Your objective
Print every record below exactly as written.

[Extracted records]
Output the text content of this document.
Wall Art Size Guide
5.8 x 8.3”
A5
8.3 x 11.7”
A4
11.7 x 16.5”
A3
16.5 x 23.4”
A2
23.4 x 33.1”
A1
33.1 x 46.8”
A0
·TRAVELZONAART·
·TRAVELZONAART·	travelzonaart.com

Finished exercise
Output the text content of this document.
Wall Art Size Guide
5.8 x 8.3”
A5
8.3 x 11.7”
A4
11.7 x 16.5”
A3
16.5 x 23.4”
A2
23.4 x 33.1”
A1
33.1 x 46.8”
A0
·TRAVELZONAART·
·TRAVELZONAART·	travelzonaart.com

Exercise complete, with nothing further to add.